[START LISTED ENTRIES]

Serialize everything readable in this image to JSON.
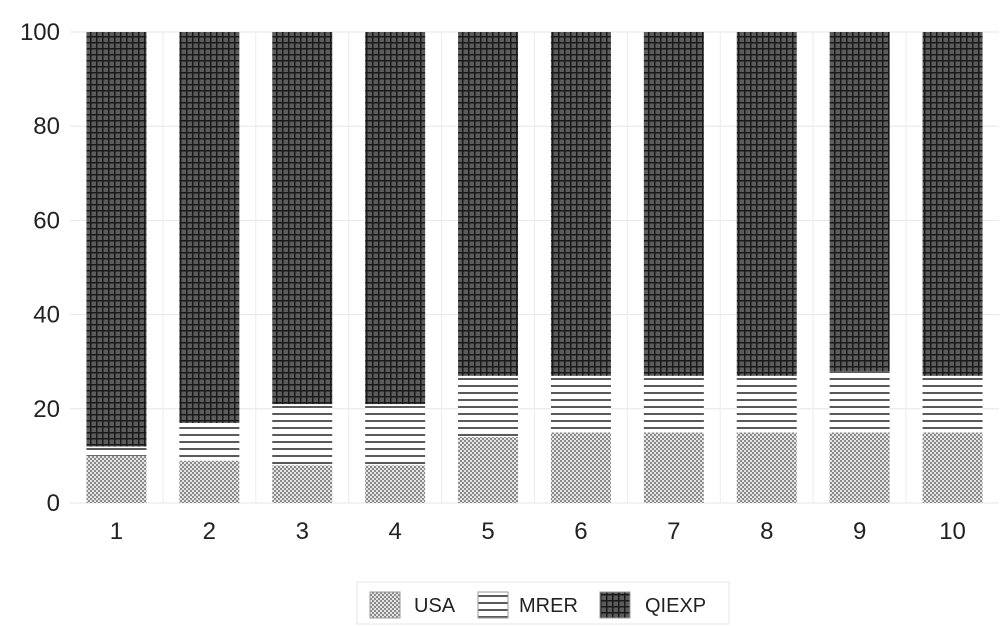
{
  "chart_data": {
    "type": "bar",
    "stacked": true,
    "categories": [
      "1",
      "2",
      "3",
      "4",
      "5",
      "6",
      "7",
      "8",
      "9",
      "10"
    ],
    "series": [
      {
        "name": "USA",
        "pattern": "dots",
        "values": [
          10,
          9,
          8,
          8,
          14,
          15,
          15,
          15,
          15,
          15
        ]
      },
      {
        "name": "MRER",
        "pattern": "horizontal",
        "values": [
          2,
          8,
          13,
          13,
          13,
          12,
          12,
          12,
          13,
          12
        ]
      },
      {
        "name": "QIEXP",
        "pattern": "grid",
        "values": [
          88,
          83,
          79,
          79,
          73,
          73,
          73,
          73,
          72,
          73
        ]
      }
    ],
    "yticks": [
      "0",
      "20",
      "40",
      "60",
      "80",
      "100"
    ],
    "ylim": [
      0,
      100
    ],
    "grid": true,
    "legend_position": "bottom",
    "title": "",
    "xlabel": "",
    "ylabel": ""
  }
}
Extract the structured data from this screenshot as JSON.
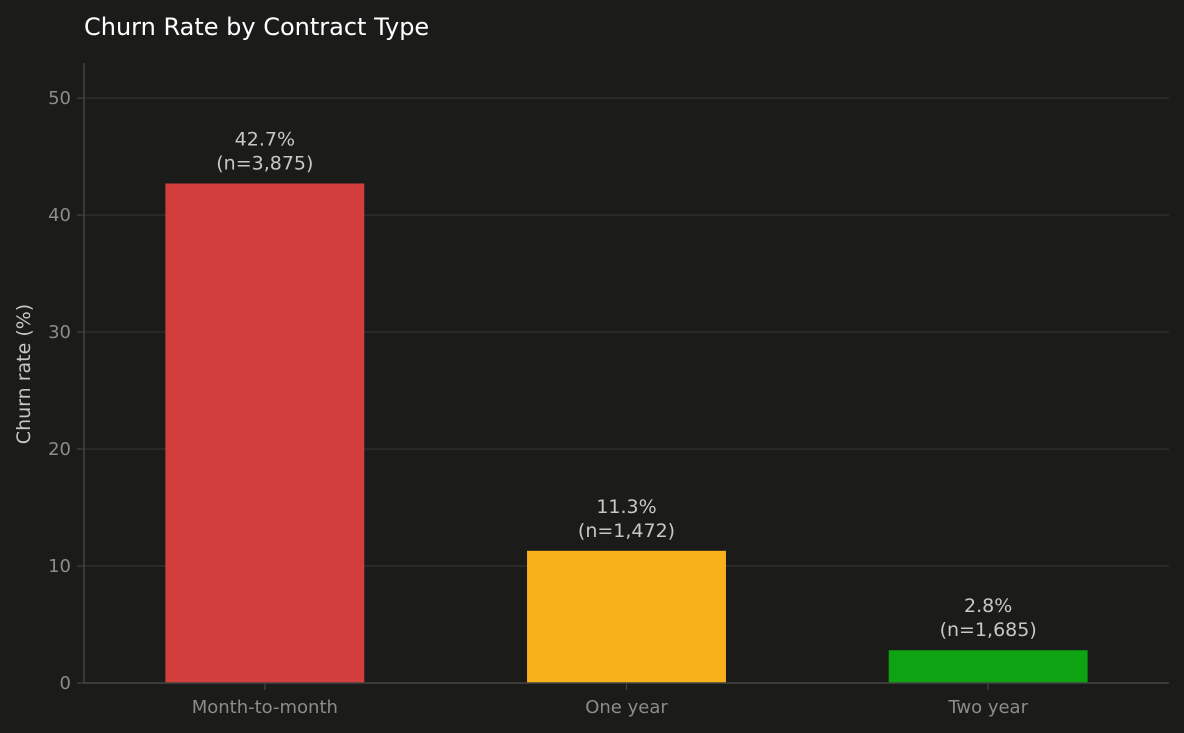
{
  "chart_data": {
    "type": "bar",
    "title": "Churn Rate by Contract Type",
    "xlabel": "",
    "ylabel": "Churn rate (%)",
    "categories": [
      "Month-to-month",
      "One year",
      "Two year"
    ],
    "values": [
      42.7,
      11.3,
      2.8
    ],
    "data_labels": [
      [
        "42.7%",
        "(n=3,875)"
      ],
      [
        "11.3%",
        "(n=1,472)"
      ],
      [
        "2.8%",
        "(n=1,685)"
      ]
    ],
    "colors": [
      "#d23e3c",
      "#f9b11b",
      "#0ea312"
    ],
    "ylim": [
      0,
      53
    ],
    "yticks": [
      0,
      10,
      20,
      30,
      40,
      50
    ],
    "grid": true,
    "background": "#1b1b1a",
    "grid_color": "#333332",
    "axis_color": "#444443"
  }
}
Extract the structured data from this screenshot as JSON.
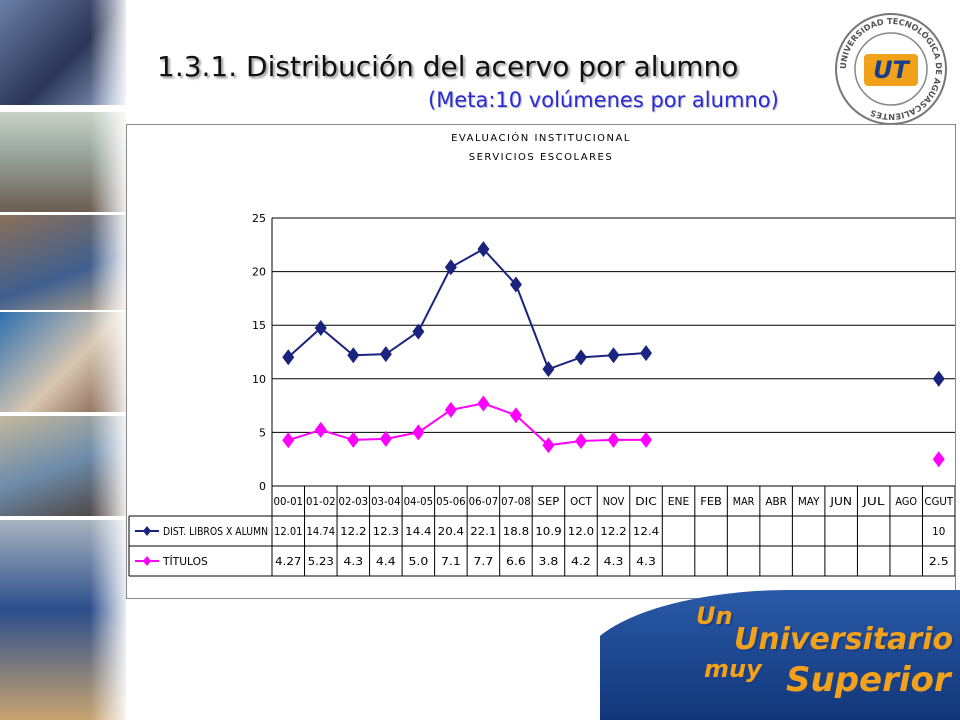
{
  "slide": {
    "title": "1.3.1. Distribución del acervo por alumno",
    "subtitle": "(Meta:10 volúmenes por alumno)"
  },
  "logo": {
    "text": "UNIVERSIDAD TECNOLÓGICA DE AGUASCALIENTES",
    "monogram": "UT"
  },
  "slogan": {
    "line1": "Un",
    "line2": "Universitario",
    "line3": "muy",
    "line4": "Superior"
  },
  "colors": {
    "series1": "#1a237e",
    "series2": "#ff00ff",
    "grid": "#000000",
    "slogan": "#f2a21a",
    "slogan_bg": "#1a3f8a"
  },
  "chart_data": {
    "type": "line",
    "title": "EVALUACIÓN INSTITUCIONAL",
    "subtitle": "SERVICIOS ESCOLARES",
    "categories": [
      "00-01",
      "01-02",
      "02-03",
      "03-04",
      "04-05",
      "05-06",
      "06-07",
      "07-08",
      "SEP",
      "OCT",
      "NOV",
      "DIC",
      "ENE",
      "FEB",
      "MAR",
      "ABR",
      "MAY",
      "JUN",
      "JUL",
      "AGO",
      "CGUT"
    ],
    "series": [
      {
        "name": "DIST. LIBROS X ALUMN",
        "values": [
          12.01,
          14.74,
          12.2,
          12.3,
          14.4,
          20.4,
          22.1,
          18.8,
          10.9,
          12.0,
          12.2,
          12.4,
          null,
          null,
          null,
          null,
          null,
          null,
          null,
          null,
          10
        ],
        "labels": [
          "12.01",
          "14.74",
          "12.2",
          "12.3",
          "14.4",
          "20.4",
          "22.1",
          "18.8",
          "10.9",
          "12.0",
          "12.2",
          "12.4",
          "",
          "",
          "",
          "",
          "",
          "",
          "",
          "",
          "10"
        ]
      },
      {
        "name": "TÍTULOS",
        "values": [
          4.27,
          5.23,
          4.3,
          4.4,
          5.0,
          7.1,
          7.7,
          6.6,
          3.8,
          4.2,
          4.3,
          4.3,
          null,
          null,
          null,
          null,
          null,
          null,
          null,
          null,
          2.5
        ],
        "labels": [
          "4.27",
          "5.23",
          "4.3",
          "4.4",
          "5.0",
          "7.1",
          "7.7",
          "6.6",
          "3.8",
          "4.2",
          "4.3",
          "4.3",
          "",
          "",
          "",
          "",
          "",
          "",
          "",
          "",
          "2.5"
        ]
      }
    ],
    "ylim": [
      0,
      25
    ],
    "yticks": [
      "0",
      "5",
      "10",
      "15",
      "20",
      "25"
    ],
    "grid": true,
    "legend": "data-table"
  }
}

[END LISTED ENTRIES]

• [SHORT EXERCISE]
Retype all the records shown above, character for character. Omit every picture.

• [EXPECTED ANSWER]
Serialize everything readable in this image to JSON.
{
  "chart_data": {
    "type": "bar",
    "stacked": true,
    "categories": [
      "1",
      "2",
      "3",
      "4",
      "5",
      "6",
      "7",
      "8",
      "9",
      "10"
    ],
    "series": [
      {
        "name": "USA",
        "pattern": "dots",
        "values": [
          10,
          9,
          8,
          8,
          14,
          15,
          15,
          15,
          15,
          15
        ]
      },
      {
        "name": "MRER",
        "pattern": "horizontal",
        "values": [
          2,
          8,
          13,
          13,
          13,
          12,
          12,
          12,
          13,
          12
        ]
      },
      {
        "name": "QIEXP",
        "pattern": "grid",
        "values": [
          88,
          83,
          79,
          79,
          73,
          73,
          73,
          73,
          72,
          73
        ]
      }
    ],
    "yticks": [
      "0",
      "20",
      "40",
      "60",
      "80",
      "100"
    ],
    "ylim": [
      0,
      100
    ],
    "grid": true,
    "legend_position": "bottom",
    "title": "",
    "xlabel": "",
    "ylabel": ""
  }
}
Extract the structured data from this screenshot as JSON.
{
  "chart_data": {
    "type": "bar",
    "title": "Churn Rate by Contract Type",
    "xlabel": "",
    "ylabel": "Churn rate (%)",
    "categories": [
      "Month-to-month",
      "One year",
      "Two year"
    ],
    "values": [
      42.7,
      11.3,
      2.8
    ],
    "data_labels": [
      [
        "42.7%",
        "(n=3,875)"
      ],
      [
        "11.3%",
        "(n=1,472)"
      ],
      [
        "2.8%",
        "(n=1,685)"
      ]
    ],
    "colors": [
      "#d23e3c",
      "#f9b11b",
      "#0ea312"
    ],
    "ylim": [
      0,
      53
    ],
    "yticks": [
      0,
      10,
      20,
      30,
      40,
      50
    ],
    "grid": true,
    "background": "#1b1b1a",
    "grid_color": "#333332",
    "axis_color": "#444443"
  }
}
Extract the structured data from this screenshot as JSON.
{
  "slide": {
    "title": "1.3.1. Distribución del acervo por alumno",
    "subtitle": "(Meta:10 volúmenes por alumno)"
  },
  "logo": {
    "text": "UNIVERSIDAD TECNOLÓGICA DE AGUASCALIENTES",
    "monogram": "UT"
  },
  "slogan": {
    "line1": "Un",
    "line2": "Universitario",
    "line3": "muy",
    "line4": "Superior"
  },
  "colors": {
    "series1": "#1a237e",
    "series2": "#ff00ff",
    "grid": "#000000",
    "slogan": "#f2a21a",
    "slogan_bg": "#1a3f8a"
  },
  "chart_data": {
    "type": "line",
    "title": "EVALUACIÓN INSTITUCIONAL",
    "subtitle": "SERVICIOS ESCOLARES",
    "categories": [
      "00-01",
      "01-02",
      "02-03",
      "03-04",
      "04-05",
      "05-06",
      "06-07",
      "07-08",
      "SEP",
      "OCT",
      "NOV",
      "DIC",
      "ENE",
      "FEB",
      "MAR",
      "ABR",
      "MAY",
      "JUN",
      "JUL",
      "AGO",
      "CGUT"
    ],
    "series": [
      {
        "name": "DIST. LIBROS X ALUMN",
        "values": [
          12.01,
          14.74,
          12.2,
          12.3,
          14.4,
          20.4,
          22.1,
          18.8,
          10.9,
          12.0,
          12.2,
          12.4,
          null,
          null,
          null,
          null,
          null,
          null,
          null,
          null,
          10
        ],
        "labels": [
          "12.01",
          "14.74",
          "12.2",
          "12.3",
          "14.4",
          "20.4",
          "22.1",
          "18.8",
          "10.9",
          "12.0",
          "12.2",
          "12.4",
          "",
          "",
          "",
          "",
          "",
          "",
          "",
          "",
          "10"
        ]
      },
      {
        "name": "TÍTULOS",
        "values": [
          4.27,
          5.23,
          4.3,
          4.4,
          5.0,
          7.1,
          7.7,
          6.6,
          3.8,
          4.2,
          4.3,
          4.3,
          null,
          null,
          null,
          null,
          null,
          null,
          null,
          null,
          2.5
        ],
        "labels": [
          "4.27",
          "5.23",
          "4.3",
          "4.4",
          "5.0",
          "7.1",
          "7.7",
          "6.6",
          "3.8",
          "4.2",
          "4.3",
          "4.3",
          "",
          "",
          "",
          "",
          "",
          "",
          "",
          "",
          "2.5"
        ]
      }
    ],
    "ylim": [
      0,
      25
    ],
    "yticks": [
      "0",
      "5",
      "10",
      "15",
      "20",
      "25"
    ],
    "grid": true,
    "legend": "data-table"
  }
}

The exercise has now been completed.